___ PROVIDED RECORDS

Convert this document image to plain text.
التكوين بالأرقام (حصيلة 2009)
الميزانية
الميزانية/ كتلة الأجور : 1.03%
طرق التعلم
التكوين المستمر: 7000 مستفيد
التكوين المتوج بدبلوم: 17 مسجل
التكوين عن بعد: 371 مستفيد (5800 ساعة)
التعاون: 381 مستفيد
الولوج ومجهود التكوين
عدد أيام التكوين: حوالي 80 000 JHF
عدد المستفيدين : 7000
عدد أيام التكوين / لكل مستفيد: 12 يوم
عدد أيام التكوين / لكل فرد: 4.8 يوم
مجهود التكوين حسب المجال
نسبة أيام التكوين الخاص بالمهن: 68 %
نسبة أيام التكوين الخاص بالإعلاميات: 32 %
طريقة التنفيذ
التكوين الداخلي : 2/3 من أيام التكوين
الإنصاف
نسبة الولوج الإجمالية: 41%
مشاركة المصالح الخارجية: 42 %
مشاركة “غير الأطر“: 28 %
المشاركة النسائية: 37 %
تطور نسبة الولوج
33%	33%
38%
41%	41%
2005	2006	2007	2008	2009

______
___ PROVIDED RECORDS

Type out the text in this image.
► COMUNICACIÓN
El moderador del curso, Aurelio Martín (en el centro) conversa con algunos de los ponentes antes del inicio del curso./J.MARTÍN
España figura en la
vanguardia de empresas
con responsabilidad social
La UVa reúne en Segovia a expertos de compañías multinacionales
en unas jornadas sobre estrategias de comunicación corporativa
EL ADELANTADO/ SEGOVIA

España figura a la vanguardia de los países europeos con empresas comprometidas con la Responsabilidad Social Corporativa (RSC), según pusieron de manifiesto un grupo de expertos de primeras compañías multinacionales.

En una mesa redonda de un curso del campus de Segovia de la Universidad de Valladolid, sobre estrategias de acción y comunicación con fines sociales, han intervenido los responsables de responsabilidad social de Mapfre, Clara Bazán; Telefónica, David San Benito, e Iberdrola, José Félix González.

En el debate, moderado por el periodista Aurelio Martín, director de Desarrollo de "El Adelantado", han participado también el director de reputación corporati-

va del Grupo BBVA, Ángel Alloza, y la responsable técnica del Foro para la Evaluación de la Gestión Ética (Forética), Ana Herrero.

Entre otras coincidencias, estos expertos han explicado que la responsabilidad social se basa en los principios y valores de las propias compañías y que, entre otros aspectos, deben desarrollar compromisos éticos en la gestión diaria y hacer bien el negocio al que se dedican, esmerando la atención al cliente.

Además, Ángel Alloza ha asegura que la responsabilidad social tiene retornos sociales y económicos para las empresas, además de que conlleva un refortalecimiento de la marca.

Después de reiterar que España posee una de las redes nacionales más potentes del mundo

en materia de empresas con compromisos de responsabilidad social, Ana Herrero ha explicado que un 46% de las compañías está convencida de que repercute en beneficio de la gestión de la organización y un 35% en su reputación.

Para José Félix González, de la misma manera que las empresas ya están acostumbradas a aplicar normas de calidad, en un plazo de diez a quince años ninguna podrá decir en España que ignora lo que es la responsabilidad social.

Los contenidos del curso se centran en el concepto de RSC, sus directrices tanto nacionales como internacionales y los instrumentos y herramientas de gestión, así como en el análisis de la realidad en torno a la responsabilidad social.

______
___ PROVIDED RECORDS

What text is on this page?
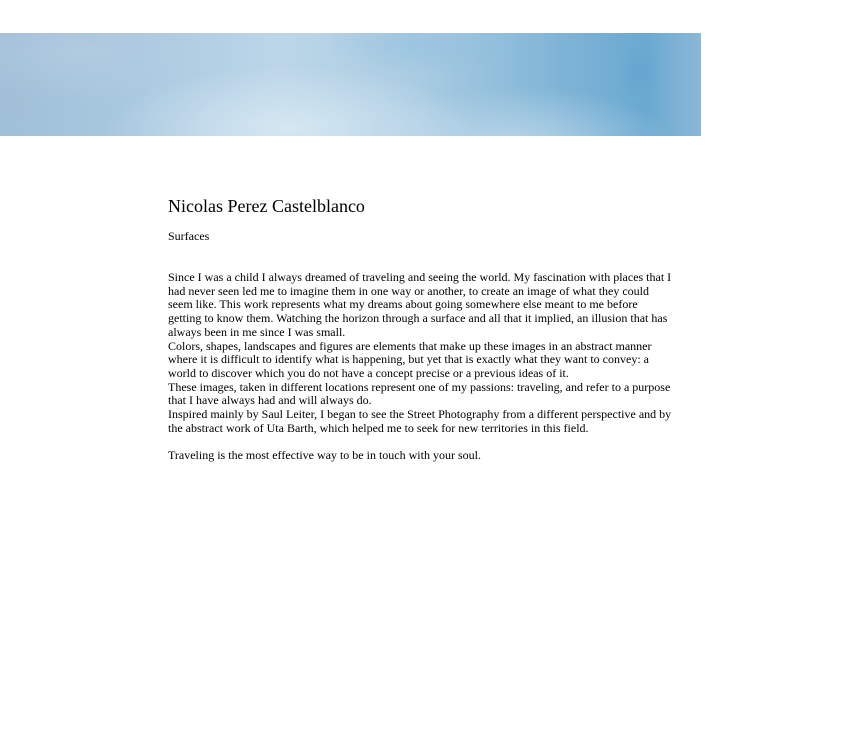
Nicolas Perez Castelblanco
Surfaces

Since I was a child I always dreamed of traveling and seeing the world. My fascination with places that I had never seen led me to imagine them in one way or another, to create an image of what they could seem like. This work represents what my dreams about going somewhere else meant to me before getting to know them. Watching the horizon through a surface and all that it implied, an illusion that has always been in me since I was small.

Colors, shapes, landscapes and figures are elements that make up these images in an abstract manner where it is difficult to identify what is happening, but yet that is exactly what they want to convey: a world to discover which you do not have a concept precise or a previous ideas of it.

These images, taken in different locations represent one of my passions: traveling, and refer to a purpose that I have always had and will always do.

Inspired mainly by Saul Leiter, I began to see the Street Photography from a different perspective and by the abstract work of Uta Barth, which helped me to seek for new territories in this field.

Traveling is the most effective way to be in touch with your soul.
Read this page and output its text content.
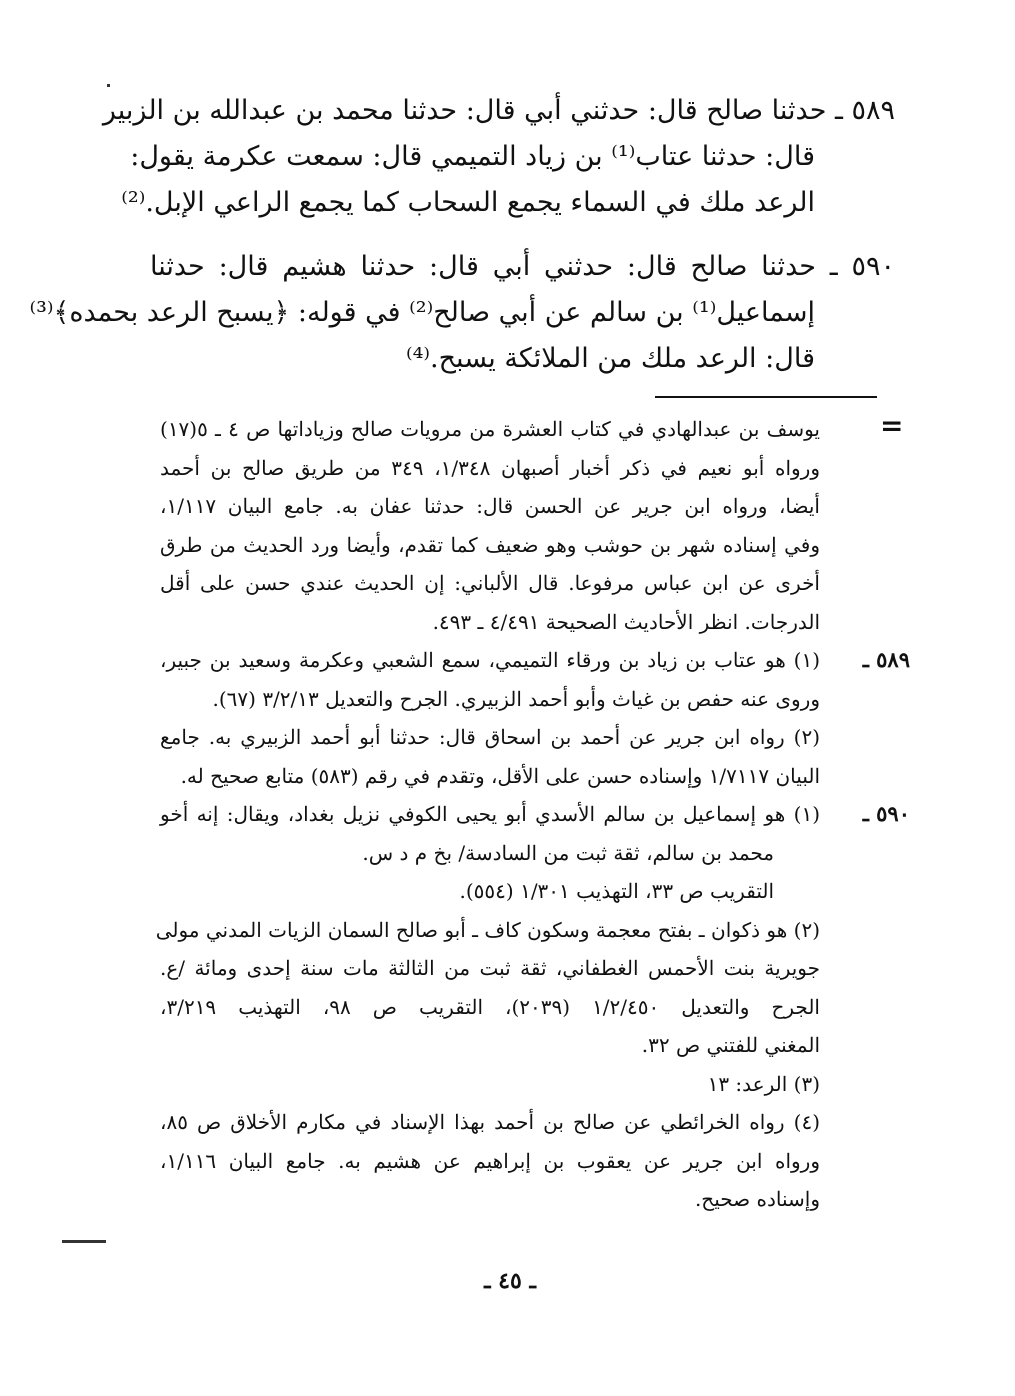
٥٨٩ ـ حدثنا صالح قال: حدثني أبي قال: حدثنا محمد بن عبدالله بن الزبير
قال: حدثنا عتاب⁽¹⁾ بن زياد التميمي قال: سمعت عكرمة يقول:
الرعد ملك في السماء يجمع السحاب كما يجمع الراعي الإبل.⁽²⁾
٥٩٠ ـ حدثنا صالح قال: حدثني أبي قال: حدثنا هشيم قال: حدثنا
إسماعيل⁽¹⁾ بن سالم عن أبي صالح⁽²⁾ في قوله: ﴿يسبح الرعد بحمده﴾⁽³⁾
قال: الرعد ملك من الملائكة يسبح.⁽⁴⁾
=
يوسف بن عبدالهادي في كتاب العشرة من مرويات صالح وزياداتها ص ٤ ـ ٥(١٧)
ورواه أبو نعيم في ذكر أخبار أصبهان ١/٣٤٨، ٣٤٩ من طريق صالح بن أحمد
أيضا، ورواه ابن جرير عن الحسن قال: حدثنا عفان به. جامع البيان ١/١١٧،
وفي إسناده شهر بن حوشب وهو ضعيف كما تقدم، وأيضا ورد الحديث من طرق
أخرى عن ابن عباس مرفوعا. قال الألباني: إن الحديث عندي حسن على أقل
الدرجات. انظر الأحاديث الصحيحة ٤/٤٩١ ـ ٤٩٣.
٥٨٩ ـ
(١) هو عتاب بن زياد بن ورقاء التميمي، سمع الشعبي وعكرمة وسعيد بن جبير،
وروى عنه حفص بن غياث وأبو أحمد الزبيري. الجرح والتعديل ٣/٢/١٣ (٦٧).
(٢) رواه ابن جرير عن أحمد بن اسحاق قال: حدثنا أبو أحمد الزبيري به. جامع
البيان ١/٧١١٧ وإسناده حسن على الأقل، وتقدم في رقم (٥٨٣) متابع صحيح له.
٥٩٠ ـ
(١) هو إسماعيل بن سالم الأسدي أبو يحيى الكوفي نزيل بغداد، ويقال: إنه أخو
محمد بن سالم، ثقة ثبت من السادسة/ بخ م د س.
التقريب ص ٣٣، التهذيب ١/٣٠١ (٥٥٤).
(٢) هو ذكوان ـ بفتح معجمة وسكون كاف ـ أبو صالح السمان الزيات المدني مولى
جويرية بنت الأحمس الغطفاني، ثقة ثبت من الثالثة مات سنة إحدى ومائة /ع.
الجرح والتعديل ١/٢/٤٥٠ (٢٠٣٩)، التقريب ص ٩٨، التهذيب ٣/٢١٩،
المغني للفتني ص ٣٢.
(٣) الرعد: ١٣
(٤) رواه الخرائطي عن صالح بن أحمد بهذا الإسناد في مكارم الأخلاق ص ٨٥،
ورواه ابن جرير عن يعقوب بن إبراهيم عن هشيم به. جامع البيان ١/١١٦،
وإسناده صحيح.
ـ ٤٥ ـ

______

▶ REQUIREMENTS
Identify the lines that contain the string "البيان", and copy every one of them.

▶ FINISHED ANSWER
أيضا، ورواه ابن جرير عن الحسن قال: حدثنا عفان به. جامع البيان ١/١١٧،
البيان ١/٧١١٧ وإسناده حسن على الأقل، وتقدم في رقم (٥٨٣) متابع صحيح له.
ورواه ابن جرير عن يعقوب بن إبراهيم عن هشيم به. جامع البيان ١/١١٦،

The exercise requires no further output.